## Request
Pick out the lines below that include the string "screenshot".

(Extracted records)
====

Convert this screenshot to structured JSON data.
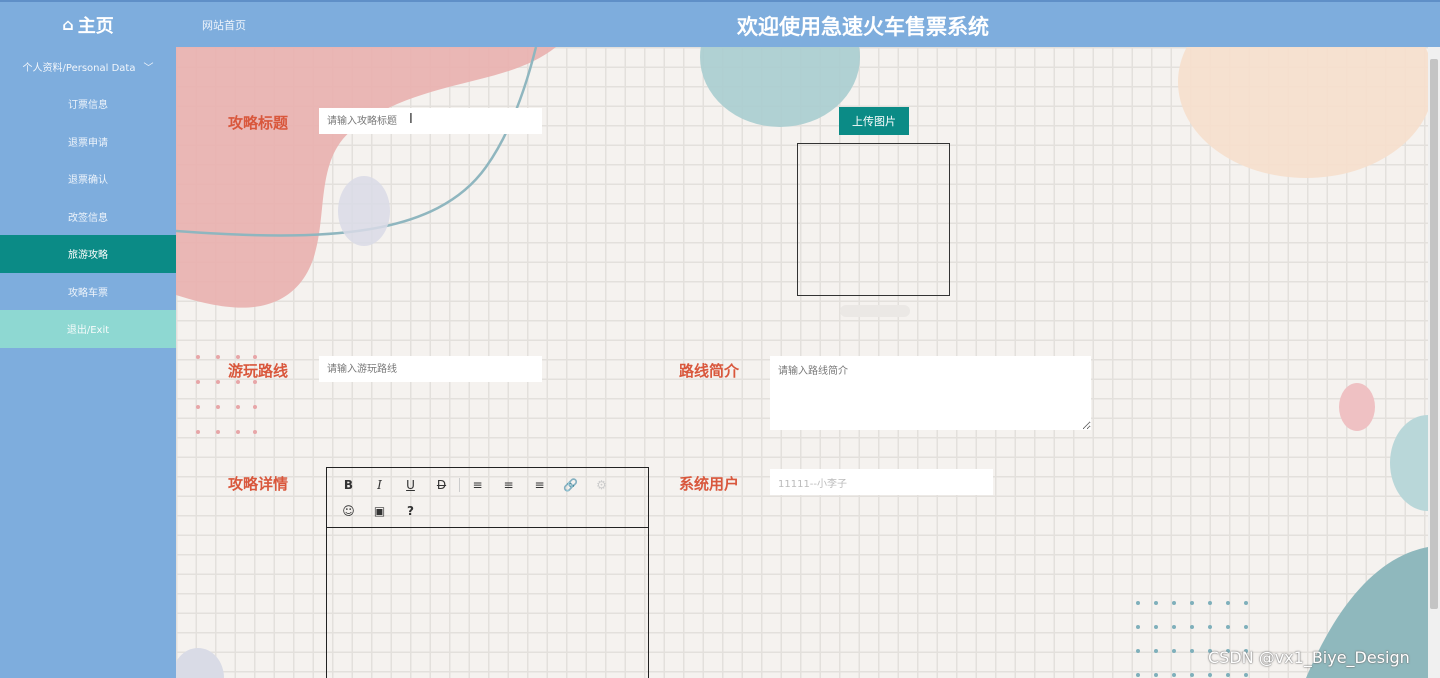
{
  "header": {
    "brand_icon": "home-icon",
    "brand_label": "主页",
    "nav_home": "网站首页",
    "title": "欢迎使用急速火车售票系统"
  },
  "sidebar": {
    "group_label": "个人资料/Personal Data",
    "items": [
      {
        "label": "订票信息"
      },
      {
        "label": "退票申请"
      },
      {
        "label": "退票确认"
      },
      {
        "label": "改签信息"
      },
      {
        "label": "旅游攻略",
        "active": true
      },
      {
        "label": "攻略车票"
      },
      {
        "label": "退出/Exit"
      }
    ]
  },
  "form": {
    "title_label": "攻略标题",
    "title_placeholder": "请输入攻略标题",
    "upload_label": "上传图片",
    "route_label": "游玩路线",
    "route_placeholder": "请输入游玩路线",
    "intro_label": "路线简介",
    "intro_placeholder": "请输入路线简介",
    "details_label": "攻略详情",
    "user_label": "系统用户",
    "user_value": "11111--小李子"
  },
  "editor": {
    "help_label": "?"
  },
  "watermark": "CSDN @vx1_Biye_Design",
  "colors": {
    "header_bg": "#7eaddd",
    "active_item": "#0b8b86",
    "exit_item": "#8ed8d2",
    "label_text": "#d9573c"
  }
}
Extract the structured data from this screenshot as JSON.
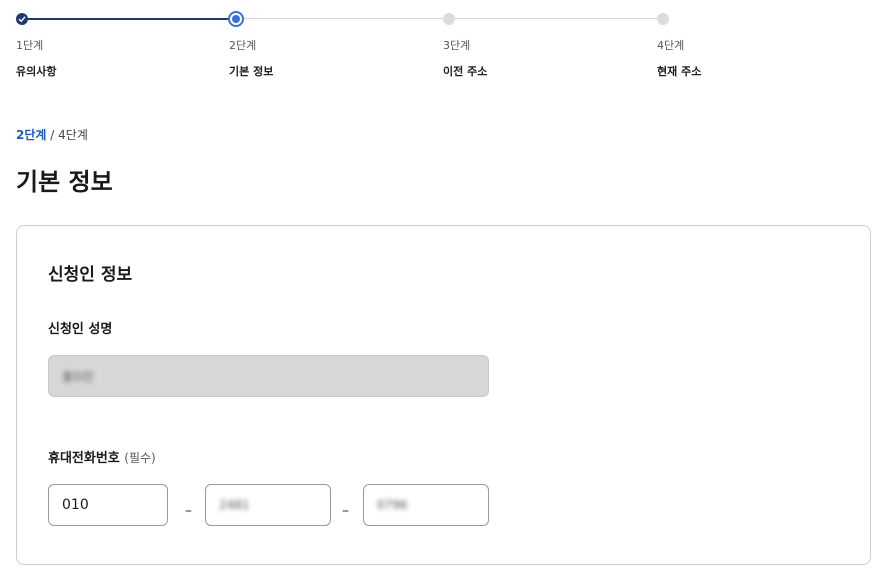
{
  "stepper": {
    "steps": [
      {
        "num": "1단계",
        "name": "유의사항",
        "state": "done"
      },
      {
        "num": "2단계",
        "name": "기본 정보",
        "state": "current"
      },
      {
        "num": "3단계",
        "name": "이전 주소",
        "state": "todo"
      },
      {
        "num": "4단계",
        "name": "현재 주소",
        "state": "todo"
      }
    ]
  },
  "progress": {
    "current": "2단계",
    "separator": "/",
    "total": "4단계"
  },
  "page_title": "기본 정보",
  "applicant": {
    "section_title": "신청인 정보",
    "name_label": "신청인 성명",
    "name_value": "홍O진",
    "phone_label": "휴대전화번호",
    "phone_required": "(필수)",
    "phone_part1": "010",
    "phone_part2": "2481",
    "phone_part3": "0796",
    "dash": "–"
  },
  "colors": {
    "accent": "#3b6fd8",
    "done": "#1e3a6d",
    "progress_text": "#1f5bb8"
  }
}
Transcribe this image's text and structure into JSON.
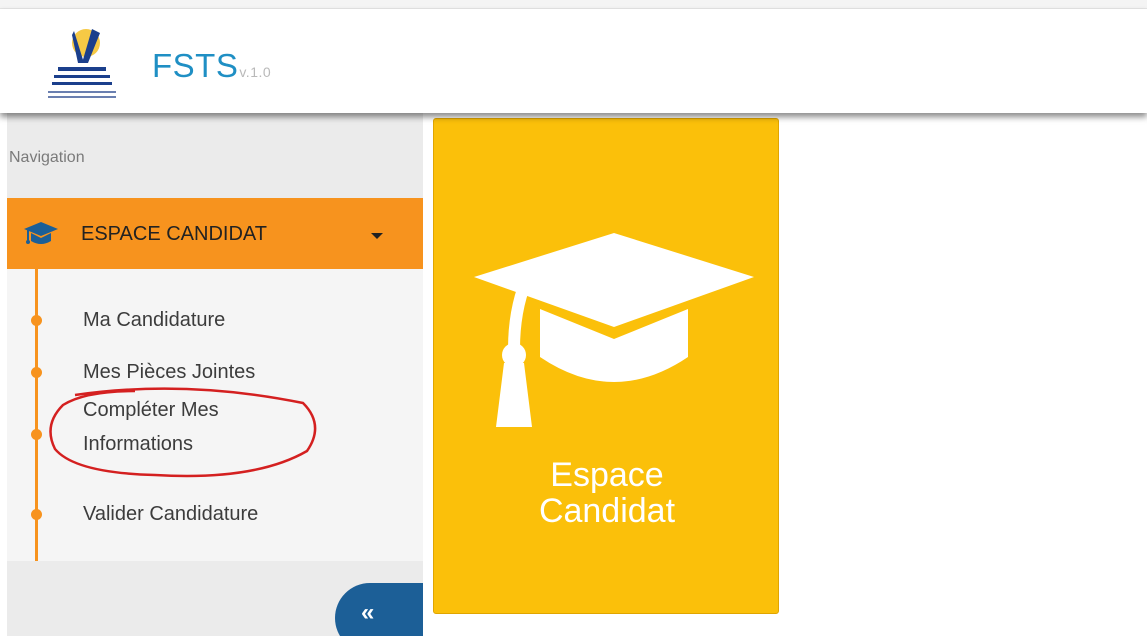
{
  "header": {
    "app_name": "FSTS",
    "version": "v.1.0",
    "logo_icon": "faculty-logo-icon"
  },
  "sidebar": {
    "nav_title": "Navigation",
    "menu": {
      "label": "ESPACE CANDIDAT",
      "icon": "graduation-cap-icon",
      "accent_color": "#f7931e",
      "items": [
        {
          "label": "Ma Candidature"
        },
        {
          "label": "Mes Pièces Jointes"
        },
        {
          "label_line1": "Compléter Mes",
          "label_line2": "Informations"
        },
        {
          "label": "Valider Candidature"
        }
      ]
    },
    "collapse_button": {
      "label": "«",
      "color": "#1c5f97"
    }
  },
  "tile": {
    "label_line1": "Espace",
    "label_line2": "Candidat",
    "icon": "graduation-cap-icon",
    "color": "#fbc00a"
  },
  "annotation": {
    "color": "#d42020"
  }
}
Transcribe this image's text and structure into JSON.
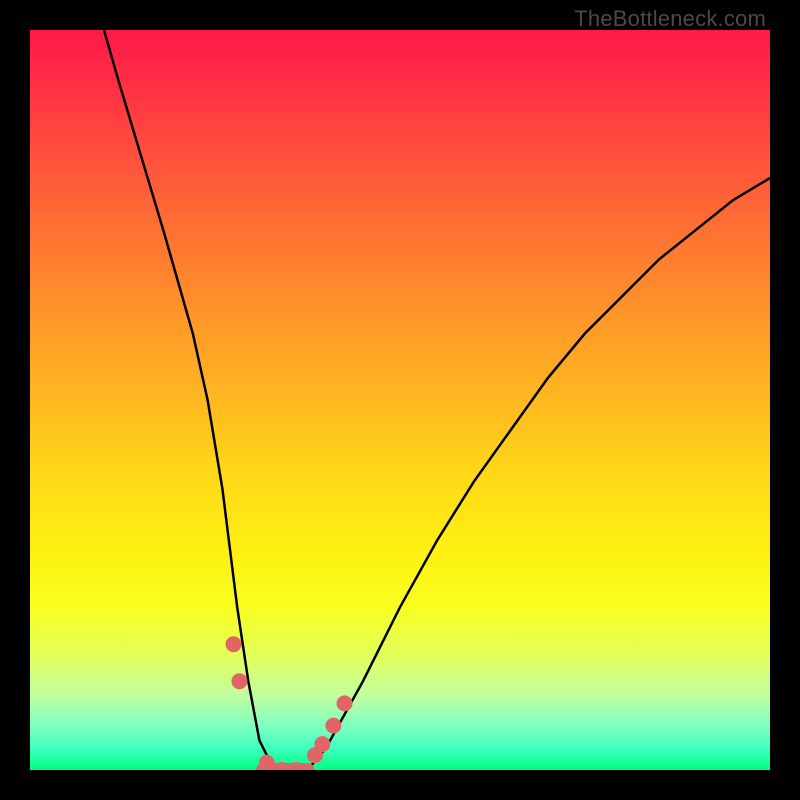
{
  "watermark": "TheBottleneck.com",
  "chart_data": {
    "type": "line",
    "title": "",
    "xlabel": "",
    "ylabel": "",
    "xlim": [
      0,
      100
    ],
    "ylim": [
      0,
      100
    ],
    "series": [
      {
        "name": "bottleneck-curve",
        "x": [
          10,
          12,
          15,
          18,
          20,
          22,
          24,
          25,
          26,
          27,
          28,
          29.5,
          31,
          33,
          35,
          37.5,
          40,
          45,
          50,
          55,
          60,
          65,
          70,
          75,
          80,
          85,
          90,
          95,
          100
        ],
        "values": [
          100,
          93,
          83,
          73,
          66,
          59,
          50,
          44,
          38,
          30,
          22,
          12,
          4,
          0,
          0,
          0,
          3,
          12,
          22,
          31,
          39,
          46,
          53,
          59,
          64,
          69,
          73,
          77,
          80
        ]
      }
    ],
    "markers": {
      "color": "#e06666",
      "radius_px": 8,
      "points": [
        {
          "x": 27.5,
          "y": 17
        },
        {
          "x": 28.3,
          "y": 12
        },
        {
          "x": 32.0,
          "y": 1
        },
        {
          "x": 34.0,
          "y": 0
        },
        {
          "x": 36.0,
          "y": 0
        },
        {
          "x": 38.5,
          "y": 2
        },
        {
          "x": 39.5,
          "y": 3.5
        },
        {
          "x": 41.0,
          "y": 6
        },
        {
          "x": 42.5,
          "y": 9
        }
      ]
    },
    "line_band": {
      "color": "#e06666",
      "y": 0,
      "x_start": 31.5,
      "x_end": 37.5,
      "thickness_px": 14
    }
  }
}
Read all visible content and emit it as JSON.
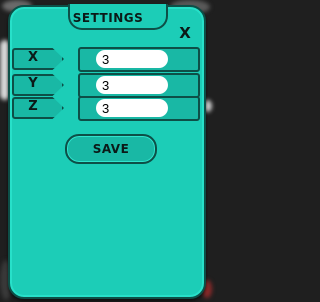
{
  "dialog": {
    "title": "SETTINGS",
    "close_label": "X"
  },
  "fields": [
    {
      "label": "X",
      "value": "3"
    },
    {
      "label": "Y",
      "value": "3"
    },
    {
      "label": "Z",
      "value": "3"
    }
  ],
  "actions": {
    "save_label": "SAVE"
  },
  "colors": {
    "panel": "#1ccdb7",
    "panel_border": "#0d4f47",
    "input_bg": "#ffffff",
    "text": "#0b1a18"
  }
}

====

## Result of this exercise
Convert this screenshot to structured JSON data.
Extract the structured data from this screenshot as JSON.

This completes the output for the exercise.